A run of records
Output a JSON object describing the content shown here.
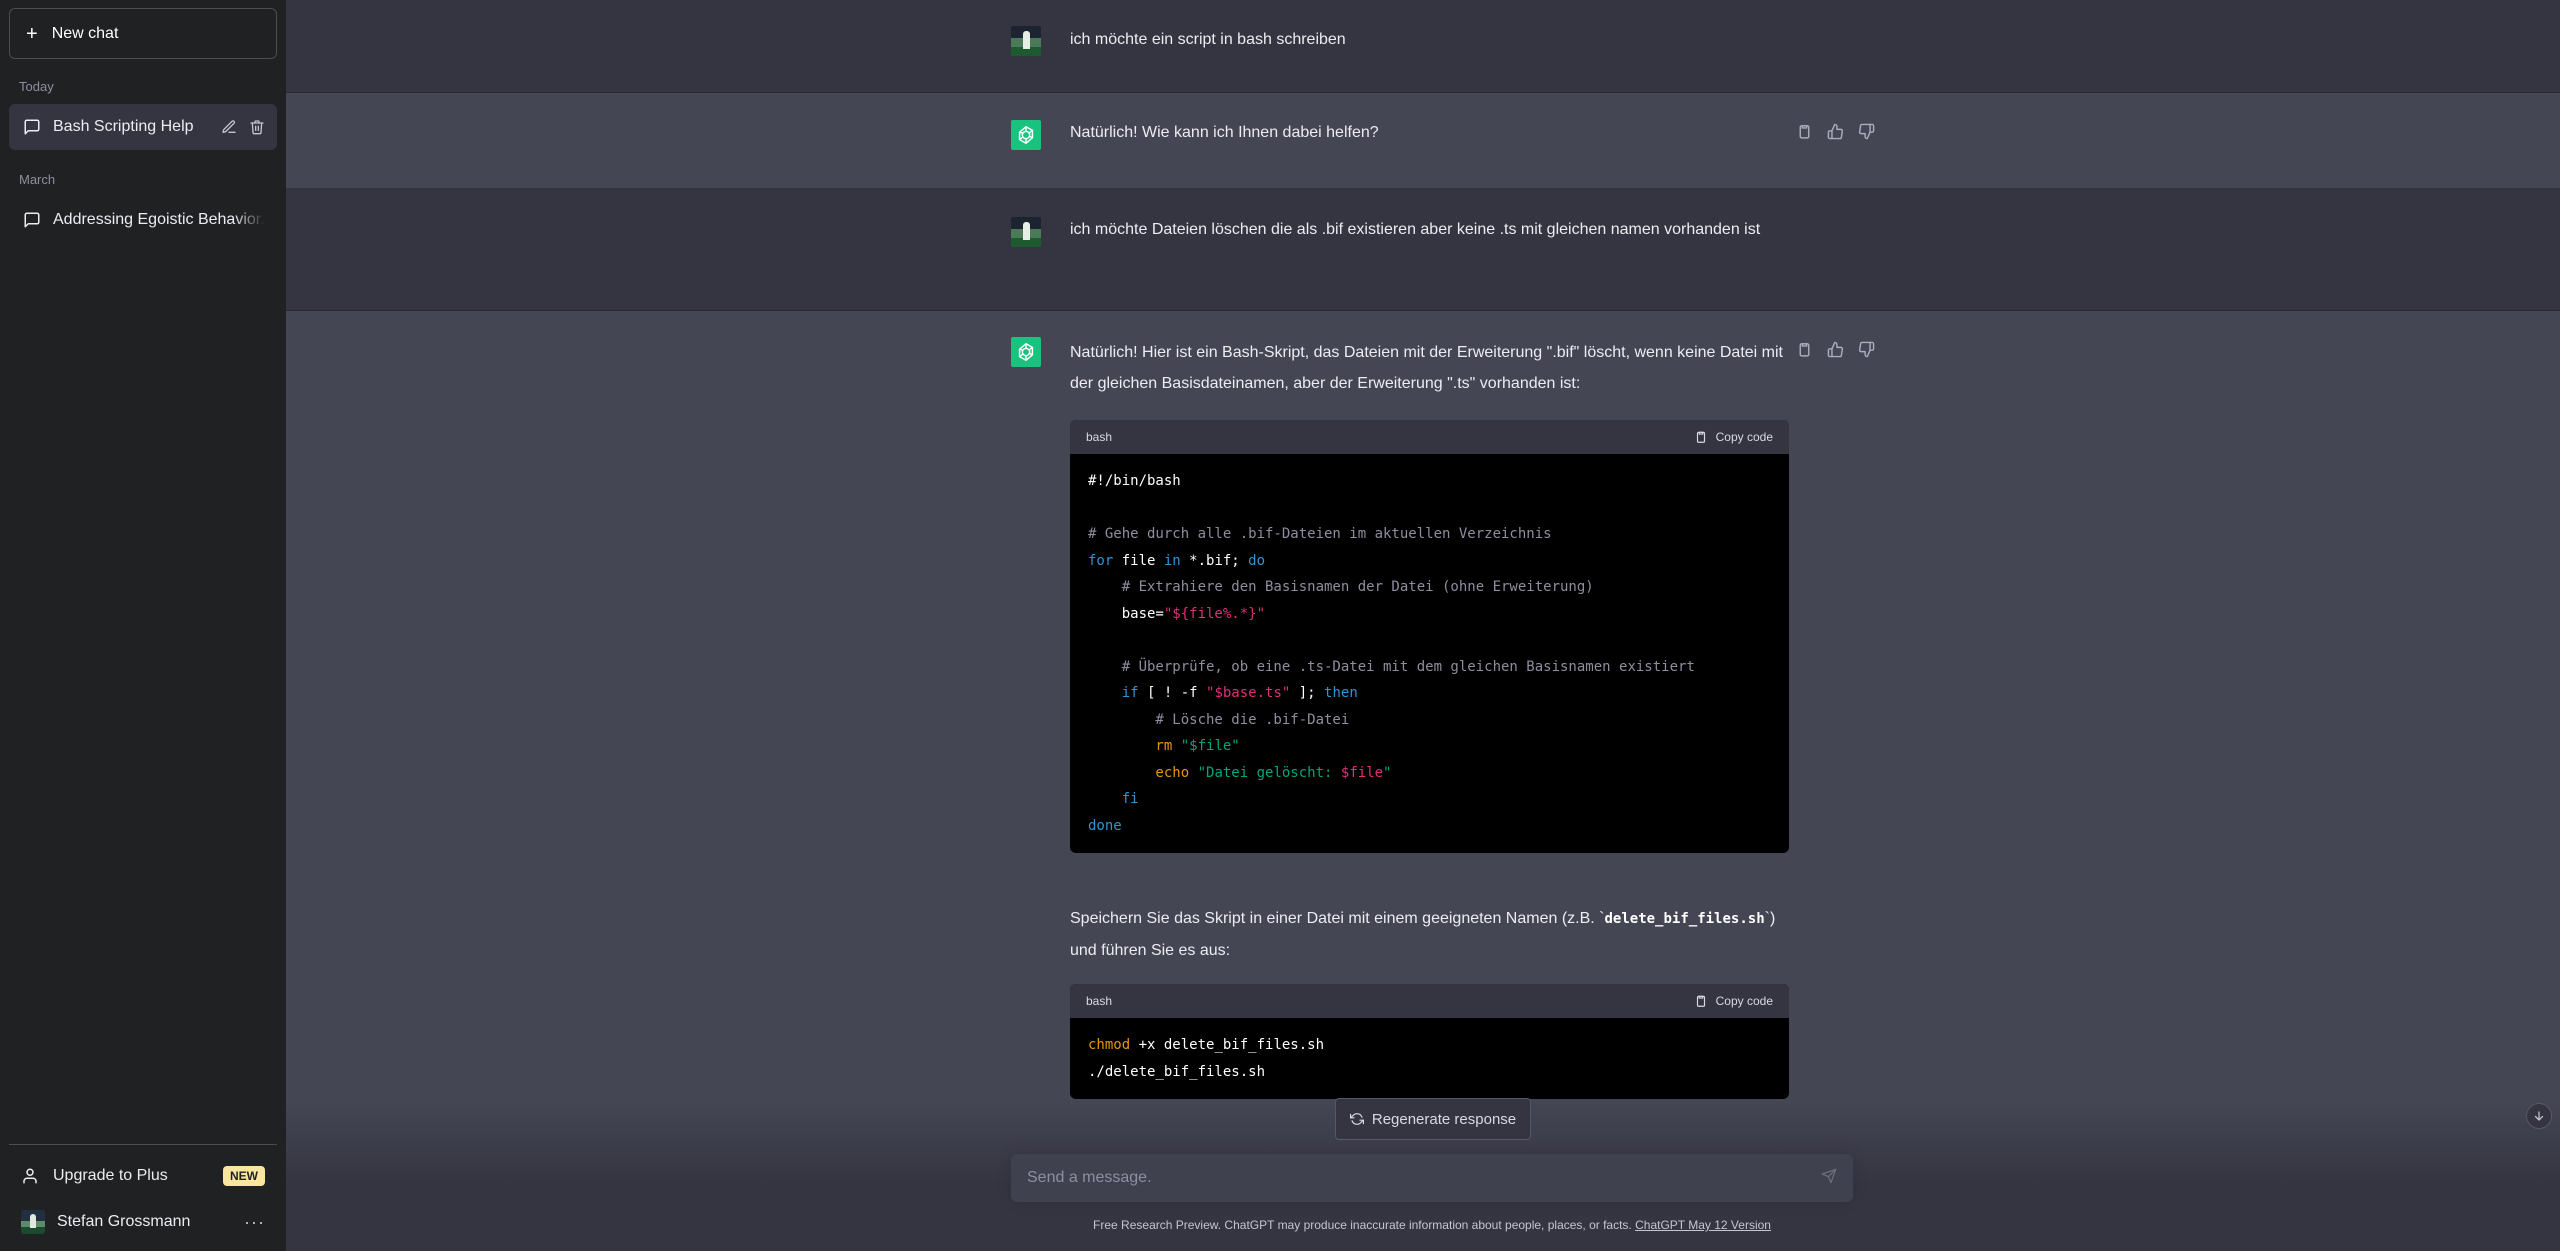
{
  "sidebar": {
    "new_chat_label": "New chat",
    "sections": [
      {
        "label": "Today",
        "items": [
          {
            "label": "Bash Scripting Help",
            "active": true
          }
        ]
      },
      {
        "label": "March",
        "items": [
          {
            "label": "Addressing Egoistic Behavior.",
            "active": false
          }
        ]
      }
    ],
    "upgrade_label": "Upgrade to Plus",
    "upgrade_badge": "NEW",
    "user_name": "Stefan Grossmann",
    "more_label": "···"
  },
  "messages": [
    {
      "role": "user",
      "text": "ich möchte ein script in bash schreiben"
    },
    {
      "role": "assistant",
      "text": "Natürlich! Wie kann ich Ihnen dabei helfen?"
    },
    {
      "role": "user",
      "text": "ich möchte Dateien löschen die als .bif existieren aber keine .ts mit gleichen namen vorhanden ist"
    },
    {
      "role": "assistant",
      "intro": "Natürlich! Hier ist ein Bash-Skript, das Dateien mit der Erweiterung \".bif\" löscht, wenn keine Datei mit der gleichen Basisdateinamen, aber der Erweiterung \".ts\" vorhanden ist:",
      "code1_lang": "bash",
      "code1_copy": "Copy code",
      "after_pre": "Speichern Sie das Skript in einer Datei mit einem geeigneten Namen (z.B. `",
      "after_code": "delete_bif_files.sh",
      "after_post": "`) und führen Sie es aus:",
      "code2_lang": "bash",
      "code2_copy": "Copy code"
    }
  ],
  "code1": {
    "l1": "#!/bin/bash",
    "l3": "# Gehe durch alle .bif-Dateien im aktuellen Verzeichnis",
    "l4_kw1": "for",
    "l4_a": " file ",
    "l4_kw2": "in",
    "l4_b": " *.bif; ",
    "l4_kw3": "do",
    "l5": "    # Extrahiere den Basisnamen der Datei (ohne Erweiterung)",
    "l6_a": "    base=",
    "l6_str": "\"${file%.*}\"",
    "l8": "    # Überprüfe, ob eine .ts-Datei mit dem gleichen Basisnamen existiert",
    "l9_kw": "    if",
    "l9_a": " [ ! -f ",
    "l9_str": "\"$base.ts\"",
    "l9_b": " ]; ",
    "l9_kw2": "then",
    "l10": "        # Lösche die .bif-Datei",
    "l11_cmd": "        rm",
    "l11_a": " ",
    "l11_str": "\"$file\"",
    "l12_cmd": "        echo",
    "l12_a": " ",
    "l12_str": "\"Datei gelöscht: ",
    "l12_var": "$file",
    "l12_end": "\"",
    "l13": "    fi",
    "l14": "done"
  },
  "code2": {
    "l1_cmd": "chmod",
    "l1_a": " +x delete_bif_files.sh",
    "l2": "./delete_bif_files.sh"
  },
  "composer": {
    "placeholder": "Send a message.",
    "regenerate_label": "Regenerate response"
  },
  "footer": {
    "note": "Free Research Preview. ChatGPT may produce inaccurate information about people, places, or facts. ",
    "link": "ChatGPT May 12 Version"
  },
  "colors": {
    "sidebar_bg": "#202123",
    "main_bg": "#343541",
    "bot_bg": "#444654",
    "accent": "#19c37d",
    "badge": "#fae69e"
  }
}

• **Written exercise**:
Print each record exactly as it stands, leaving the images out.

• **The output**:
Output a JSON object describing the content shown here.
{
  "sidebar": {
    "new_chat_label": "New chat",
    "sections": [
      {
        "label": "Today",
        "items": [
          {
            "label": "Bash Scripting Help",
            "active": true
          }
        ]
      },
      {
        "label": "March",
        "items": [
          {
            "label": "Addressing Egoistic Behavior.",
            "active": false
          }
        ]
      }
    ],
    "upgrade_label": "Upgrade to Plus",
    "upgrade_badge": "NEW",
    "user_name": "Stefan Grossmann",
    "more_label": "···"
  },
  "messages": [
    {
      "role": "user",
      "text": "ich möchte ein script in bash schreiben"
    },
    {
      "role": "assistant",
      "text": "Natürlich! Wie kann ich Ihnen dabei helfen?"
    },
    {
      "role": "user",
      "text": "ich möchte Dateien löschen die als .bif existieren aber keine .ts mit gleichen namen vorhanden ist"
    },
    {
      "role": "assistant",
      "intro": "Natürlich! Hier ist ein Bash-Skript, das Dateien mit der Erweiterung \".bif\" löscht, wenn keine Datei mit der gleichen Basisdateinamen, aber der Erweiterung \".ts\" vorhanden ist:",
      "code1_lang": "bash",
      "code1_copy": "Copy code",
      "after_pre": "Speichern Sie das Skript in einer Datei mit einem geeigneten Namen (z.B. `",
      "after_code": "delete_bif_files.sh",
      "after_post": "`) und führen Sie es aus:",
      "code2_lang": "bash",
      "code2_copy": "Copy code"
    }
  ],
  "code1": {
    "l1": "#!/bin/bash",
    "l3": "# Gehe durch alle .bif-Dateien im aktuellen Verzeichnis",
    "l4_kw1": "for",
    "l4_a": " file ",
    "l4_kw2": "in",
    "l4_b": " *.bif; ",
    "l4_kw3": "do",
    "l5": "    # Extrahiere den Basisnamen der Datei (ohne Erweiterung)",
    "l6_a": "    base=",
    "l6_str": "\"${file%.*}\"",
    "l8": "    # Überprüfe, ob eine .ts-Datei mit dem gleichen Basisnamen existiert",
    "l9_kw": "    if",
    "l9_a": " [ ! -f ",
    "l9_str": "\"$base.ts\"",
    "l9_b": " ]; ",
    "l9_kw2": "then",
    "l10": "        # Lösche die .bif-Datei",
    "l11_cmd": "        rm",
    "l11_a": " ",
    "l11_str": "\"$file\"",
    "l12_cmd": "        echo",
    "l12_a": " ",
    "l12_str": "\"Datei gelöscht: ",
    "l12_var": "$file",
    "l12_end": "\"",
    "l13": "    fi",
    "l14": "done"
  },
  "code2": {
    "l1_cmd": "chmod",
    "l1_a": " +x delete_bif_files.sh",
    "l2": "./delete_bif_files.sh"
  },
  "composer": {
    "placeholder": "Send a message.",
    "regenerate_label": "Regenerate response"
  },
  "footer": {
    "note": "Free Research Preview. ChatGPT may produce inaccurate information about people, places, or facts. ",
    "link": "ChatGPT May 12 Version"
  },
  "colors": {
    "sidebar_bg": "#202123",
    "main_bg": "#343541",
    "bot_bg": "#444654",
    "accent": "#19c37d",
    "badge": "#fae69e"
  }
}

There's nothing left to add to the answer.